| What the task requires |
Will you print the material below without altering a single character?

━━━━━ Data rows ━━━━━

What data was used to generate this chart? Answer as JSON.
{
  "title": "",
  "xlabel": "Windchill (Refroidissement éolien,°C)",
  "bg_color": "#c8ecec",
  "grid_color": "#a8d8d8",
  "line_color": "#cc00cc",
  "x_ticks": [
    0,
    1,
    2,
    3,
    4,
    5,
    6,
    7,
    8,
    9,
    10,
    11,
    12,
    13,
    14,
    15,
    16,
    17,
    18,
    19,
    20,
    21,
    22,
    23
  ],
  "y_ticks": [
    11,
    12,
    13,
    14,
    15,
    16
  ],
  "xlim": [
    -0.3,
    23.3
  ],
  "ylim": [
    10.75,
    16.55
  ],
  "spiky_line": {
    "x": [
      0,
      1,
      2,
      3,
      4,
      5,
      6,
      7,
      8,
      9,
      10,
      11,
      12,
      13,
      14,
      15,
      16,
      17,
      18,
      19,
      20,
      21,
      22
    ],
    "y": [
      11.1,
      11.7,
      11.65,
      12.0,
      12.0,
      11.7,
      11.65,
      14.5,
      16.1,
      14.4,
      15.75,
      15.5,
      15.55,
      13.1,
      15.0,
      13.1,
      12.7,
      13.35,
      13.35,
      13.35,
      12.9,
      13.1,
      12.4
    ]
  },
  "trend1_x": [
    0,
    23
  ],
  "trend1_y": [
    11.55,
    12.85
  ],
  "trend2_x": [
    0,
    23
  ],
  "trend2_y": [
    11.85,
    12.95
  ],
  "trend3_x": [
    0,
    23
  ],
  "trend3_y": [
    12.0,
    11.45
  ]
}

━━━━━

| Solution to the problem |
What data was used to generate this chart? Answer as JSON.
{
  "title": "",
  "xlabel": "Windchill (Refroidissement éolien,°C)",
  "bg_color": "#c8ecec",
  "grid_color": "#a8d8d8",
  "line_color": "#cc00cc",
  "x_ticks": [
    0,
    1,
    2,
    3,
    4,
    5,
    6,
    7,
    8,
    9,
    10,
    11,
    12,
    13,
    14,
    15,
    16,
    17,
    18,
    19,
    20,
    21,
    22,
    23
  ],
  "y_ticks": [
    11,
    12,
    13,
    14,
    15,
    16
  ],
  "xlim": [
    -0.3,
    23.3
  ],
  "ylim": [
    10.75,
    16.55
  ],
  "spiky_line": {
    "x": [
      0,
      1,
      2,
      3,
      4,
      5,
      6,
      7,
      8,
      9,
      10,
      11,
      12,
      13,
      14,
      15,
      16,
      17,
      18,
      19,
      20,
      21,
      22
    ],
    "y": [
      11.1,
      11.7,
      11.65,
      12.0,
      12.0,
      11.7,
      11.65,
      14.5,
      16.1,
      14.4,
      15.75,
      15.5,
      15.55,
      13.1,
      15.0,
      13.1,
      12.7,
      13.35,
      13.35,
      13.35,
      12.9,
      13.1,
      12.4
    ]
  },
  "trend1_x": [
    0,
    23
  ],
  "trend1_y": [
    11.55,
    12.85
  ],
  "trend2_x": [
    0,
    23
  ],
  "trend2_y": [
    11.85,
    12.95
  ],
  "trend3_x": [
    0,
    23
  ],
  "trend3_y": [
    12.0,
    11.45
  ]
}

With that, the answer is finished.